--- start of DATA LINES ---

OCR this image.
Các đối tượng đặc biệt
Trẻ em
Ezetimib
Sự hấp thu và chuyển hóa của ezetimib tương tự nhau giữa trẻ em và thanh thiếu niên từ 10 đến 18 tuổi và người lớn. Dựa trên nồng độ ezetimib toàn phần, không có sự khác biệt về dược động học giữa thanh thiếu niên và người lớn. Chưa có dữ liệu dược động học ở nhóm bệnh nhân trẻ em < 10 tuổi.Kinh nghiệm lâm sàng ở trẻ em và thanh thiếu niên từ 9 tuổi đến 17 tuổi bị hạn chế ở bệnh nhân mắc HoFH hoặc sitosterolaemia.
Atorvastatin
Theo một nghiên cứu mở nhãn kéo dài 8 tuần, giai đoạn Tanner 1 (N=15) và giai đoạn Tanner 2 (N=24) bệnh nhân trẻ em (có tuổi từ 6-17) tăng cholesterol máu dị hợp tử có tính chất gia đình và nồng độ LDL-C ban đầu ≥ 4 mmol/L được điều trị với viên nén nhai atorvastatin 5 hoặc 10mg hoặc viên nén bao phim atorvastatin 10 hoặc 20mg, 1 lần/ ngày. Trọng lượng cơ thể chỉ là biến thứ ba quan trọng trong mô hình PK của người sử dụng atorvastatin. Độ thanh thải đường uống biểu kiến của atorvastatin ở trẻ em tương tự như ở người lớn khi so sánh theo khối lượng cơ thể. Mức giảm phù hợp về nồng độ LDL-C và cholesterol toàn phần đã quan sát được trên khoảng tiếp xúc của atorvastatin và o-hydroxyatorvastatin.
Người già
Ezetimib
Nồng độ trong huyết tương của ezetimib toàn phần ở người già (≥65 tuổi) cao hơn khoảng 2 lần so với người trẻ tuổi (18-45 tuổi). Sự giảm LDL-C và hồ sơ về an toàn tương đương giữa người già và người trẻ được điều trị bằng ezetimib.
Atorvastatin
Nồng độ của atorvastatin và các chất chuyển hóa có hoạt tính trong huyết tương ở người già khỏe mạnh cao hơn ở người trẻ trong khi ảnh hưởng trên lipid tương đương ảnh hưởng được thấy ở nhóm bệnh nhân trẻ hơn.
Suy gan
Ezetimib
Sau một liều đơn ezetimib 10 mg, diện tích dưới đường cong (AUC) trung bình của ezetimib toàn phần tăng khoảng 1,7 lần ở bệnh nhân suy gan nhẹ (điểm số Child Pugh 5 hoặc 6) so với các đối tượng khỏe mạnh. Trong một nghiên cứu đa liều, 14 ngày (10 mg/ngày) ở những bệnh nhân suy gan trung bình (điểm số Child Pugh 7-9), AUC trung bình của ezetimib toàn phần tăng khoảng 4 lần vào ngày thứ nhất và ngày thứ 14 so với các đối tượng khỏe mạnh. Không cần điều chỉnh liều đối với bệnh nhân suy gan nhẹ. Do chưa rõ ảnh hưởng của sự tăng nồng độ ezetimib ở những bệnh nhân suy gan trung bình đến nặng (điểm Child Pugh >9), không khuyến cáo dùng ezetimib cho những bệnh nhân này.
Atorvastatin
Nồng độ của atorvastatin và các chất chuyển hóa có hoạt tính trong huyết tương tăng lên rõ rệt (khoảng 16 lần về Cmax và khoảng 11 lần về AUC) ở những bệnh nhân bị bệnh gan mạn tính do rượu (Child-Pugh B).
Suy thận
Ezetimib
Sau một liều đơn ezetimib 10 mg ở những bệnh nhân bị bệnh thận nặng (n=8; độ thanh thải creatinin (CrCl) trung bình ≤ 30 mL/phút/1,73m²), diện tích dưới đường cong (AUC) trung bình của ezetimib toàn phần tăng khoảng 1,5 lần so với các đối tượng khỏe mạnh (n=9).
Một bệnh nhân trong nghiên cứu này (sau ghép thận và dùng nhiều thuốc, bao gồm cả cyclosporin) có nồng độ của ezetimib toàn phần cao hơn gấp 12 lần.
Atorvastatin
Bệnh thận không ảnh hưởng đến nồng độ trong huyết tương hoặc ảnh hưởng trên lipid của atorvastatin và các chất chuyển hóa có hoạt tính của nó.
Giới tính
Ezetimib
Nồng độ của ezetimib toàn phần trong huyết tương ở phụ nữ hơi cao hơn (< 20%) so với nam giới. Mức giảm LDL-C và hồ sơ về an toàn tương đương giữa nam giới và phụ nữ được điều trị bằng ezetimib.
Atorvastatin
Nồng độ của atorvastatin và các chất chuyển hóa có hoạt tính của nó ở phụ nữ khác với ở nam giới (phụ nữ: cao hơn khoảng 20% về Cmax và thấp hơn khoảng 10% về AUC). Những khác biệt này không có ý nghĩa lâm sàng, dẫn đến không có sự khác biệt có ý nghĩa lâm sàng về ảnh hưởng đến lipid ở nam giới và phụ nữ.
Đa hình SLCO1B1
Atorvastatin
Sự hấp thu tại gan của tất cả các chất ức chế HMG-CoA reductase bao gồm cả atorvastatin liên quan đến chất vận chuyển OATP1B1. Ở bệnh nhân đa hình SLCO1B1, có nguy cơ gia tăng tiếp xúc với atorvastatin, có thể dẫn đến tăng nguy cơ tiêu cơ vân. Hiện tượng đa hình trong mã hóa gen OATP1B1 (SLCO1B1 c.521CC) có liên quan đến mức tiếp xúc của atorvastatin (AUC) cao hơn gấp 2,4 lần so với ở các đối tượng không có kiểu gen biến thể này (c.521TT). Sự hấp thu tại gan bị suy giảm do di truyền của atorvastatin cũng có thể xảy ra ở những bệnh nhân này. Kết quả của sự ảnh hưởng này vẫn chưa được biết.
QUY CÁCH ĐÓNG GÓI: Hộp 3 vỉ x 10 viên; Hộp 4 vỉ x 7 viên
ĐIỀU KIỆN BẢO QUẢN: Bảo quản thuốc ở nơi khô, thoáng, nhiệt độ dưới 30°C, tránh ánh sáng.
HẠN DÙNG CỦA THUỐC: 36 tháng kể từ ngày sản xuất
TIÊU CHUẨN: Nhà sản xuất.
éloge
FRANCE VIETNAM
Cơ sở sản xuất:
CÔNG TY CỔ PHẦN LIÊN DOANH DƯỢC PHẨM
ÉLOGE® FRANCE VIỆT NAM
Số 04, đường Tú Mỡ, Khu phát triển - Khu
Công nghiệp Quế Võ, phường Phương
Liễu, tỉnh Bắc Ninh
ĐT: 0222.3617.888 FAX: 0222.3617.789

--- end of DATA LINES ---

■ **TO DO**
Retype the entries one by one, exactly.

■ **OUTPUT FOR THIS TASK**
OCR this image.
Các đối tượng đặc biệt
Trẻ em
Ezetimib
Sự hấp thu và chuyển hóa của ezetimib tương tự nhau giữa trẻ em và thanh thiếu niên từ 10 đến 18 tuổi và người lớn. Dựa trên nồng độ ezetimib toàn phần, không có sự khác biệt về dược động học giữa thanh thiếu niên và người lớn. Chưa có dữ liệu dược động học ở nhóm bệnh nhân trẻ em < 10 tuổi.Kinh nghiệm lâm sàng ở trẻ em và thanh thiếu niên từ 9 tuổi đến 17 tuổi bị hạn chế ở bệnh nhân mắc HoFH hoặc sitosterolaemia.
Atorvastatin
Theo một nghiên cứu mở nhãn kéo dài 8 tuần, giai đoạn Tanner 1 (N=15) và giai đoạn Tanner 2 (N=24) bệnh nhân trẻ em (có tuổi từ 6-17) tăng cholesterol máu dị hợp tử có tính chất gia đình và nồng độ LDL-C ban đầu ≥ 4 mmol/L được điều trị với viên nén nhai atorvastatin 5 hoặc 10mg hoặc viên nén bao phim atorvastatin 10 hoặc 20mg, 1 lần/ ngày. Trọng lượng cơ thể chỉ là biến thứ ba quan trọng trong mô hình PK của người sử dụng atorvastatin. Độ thanh thải đường uống biểu kiến của atorvastatin ở trẻ em tương tự như ở người lớn khi so sánh theo khối lượng cơ thể. Mức giảm phù hợp về nồng độ LDL-C và cholesterol toàn phần đã quan sát được trên khoảng tiếp xúc của atorvastatin và o-hydroxyatorvastatin.
Người già
Ezetimib
Nồng độ trong huyết tương của ezetimib toàn phần ở người già (≥65 tuổi) cao hơn khoảng 2 lần so với người trẻ tuổi (18-45 tuổi). Sự giảm LDL-C và hồ sơ về an toàn tương đương giữa người già và người trẻ được điều trị bằng ezetimib.
Atorvastatin
Nồng độ của atorvastatin và các chất chuyển hóa có hoạt tính trong huyết tương ở người già khỏe mạnh cao hơn ở người trẻ trong khi ảnh hưởng trên lipid tương đương ảnh hưởng được thấy ở nhóm bệnh nhân trẻ hơn.
Suy gan
Ezetimib
Sau một liều đơn ezetimib 10 mg, diện tích dưới đường cong (AUC) trung bình của ezetimib toàn phần tăng khoảng 1,7 lần ở bệnh nhân suy gan nhẹ (điểm số Child Pugh 5 hoặc 6) so với các đối tượng khỏe mạnh. Trong một nghiên cứu đa liều, 14 ngày (10 mg/ngày) ở những bệnh nhân suy gan trung bình (điểm số Child Pugh 7-9), AUC trung bình của ezetimib toàn phần tăng khoảng 4 lần vào ngày thứ nhất và ngày thứ 14 so với các đối tượng khỏe mạnh. Không cần điều chỉnh liều đối với bệnh nhân suy gan nhẹ. Do chưa rõ ảnh hưởng của sự tăng nồng độ ezetimib ở những bệnh nhân suy gan trung bình đến nặng (điểm Child Pugh >9), không khuyến cáo dùng ezetimib cho những bệnh nhân này.
Atorvastatin
Nồng độ của atorvastatin và các chất chuyển hóa có hoạt tính trong huyết tương tăng lên rõ rệt (khoảng 16 lần về Cmax và khoảng 11 lần về AUC) ở những bệnh nhân bị bệnh gan mạn tính do rượu (Child-Pugh B).
Suy thận
Ezetimib
Sau một liều đơn ezetimib 10 mg ở những bệnh nhân bị bệnh thận nặng (n=8; độ thanh thải creatinin (CrCl) trung bình ≤ 30 mL/phút/1,73m²), diện tích dưới đường cong (AUC) trung bình của ezetimib toàn phần tăng khoảng 1,5 lần so với các đối tượng khỏe mạnh (n=9).
Một bệnh nhân trong nghiên cứu này (sau ghép thận và dùng nhiều thuốc, bao gồm cả cyclosporin) có nồng độ của ezetimib toàn phần cao hơn gấp 12 lần.
Atorvastatin
Bệnh thận không ảnh hưởng đến nồng độ trong huyết tương hoặc ảnh hưởng trên lipid của atorvastatin và các chất chuyển hóa có hoạt tính của nó.
Giới tính
Ezetimib
Nồng độ của ezetimib toàn phần trong huyết tương ở phụ nữ hơi cao hơn (< 20%) so với nam giới. Mức giảm LDL-C và hồ sơ về an toàn tương đương giữa nam giới và phụ nữ được điều trị bằng ezetimib.
Atorvastatin
Nồng độ của atorvastatin và các chất chuyển hóa có hoạt tính của nó ở phụ nữ khác với ở nam giới (phụ nữ: cao hơn khoảng 20% về Cmax và thấp hơn khoảng 10% về AUC). Những khác biệt này không có ý nghĩa lâm sàng, dẫn đến không có sự khác biệt có ý nghĩa lâm sàng về ảnh hưởng đến lipid ở nam giới và phụ nữ.
Đa hình SLCO1B1
Atorvastatin
Sự hấp thu tại gan của tất cả các chất ức chế HMG-CoA reductase bao gồm cả atorvastatin liên quan đến chất vận chuyển OATP1B1. Ở bệnh nhân đa hình SLCO1B1, có nguy cơ gia tăng tiếp xúc với atorvastatin, có thể dẫn đến tăng nguy cơ tiêu cơ vân. Hiện tượng đa hình trong mã hóa gen OATP1B1 (SLCO1B1 c.521CC) có liên quan đến mức tiếp xúc của atorvastatin (AUC) cao hơn gấp 2,4 lần so với ở các đối tượng không có kiểu gen biến thể này (c.521TT). Sự hấp thu tại gan bị suy giảm do di truyền của atorvastatin cũng có thể xảy ra ở những bệnh nhân này. Kết quả của sự ảnh hưởng này vẫn chưa được biết.
QUY CÁCH ĐÓNG GÓI: Hộp 3 vỉ x 10 viên; Hộp 4 vỉ x 7 viên
ĐIỀU KIỆN BẢO QUẢN: Bảo quản thuốc ở nơi khô, thoáng, nhiệt độ dưới 30°C, tránh ánh sáng.
HẠN DÙNG CỦA THUỐC: 36 tháng kể từ ngày sản xuất
TIÊU CHUẨN: Nhà sản xuất.
éloge
FRANCE VIETNAM
Cơ sở sản xuất:
CÔNG TY CỔ PHẦN LIÊN DOANH DƯỢC PHẨM
ÉLOGE® FRANCE VIỆT NAM
Số 04, đường Tú Mỡ, Khu phát triển - Khu
Công nghiệp Quế Võ, phường Phương
Liễu, tỉnh Bắc Ninh
ĐT: 0222.3617.888 FAX: 0222.3617.789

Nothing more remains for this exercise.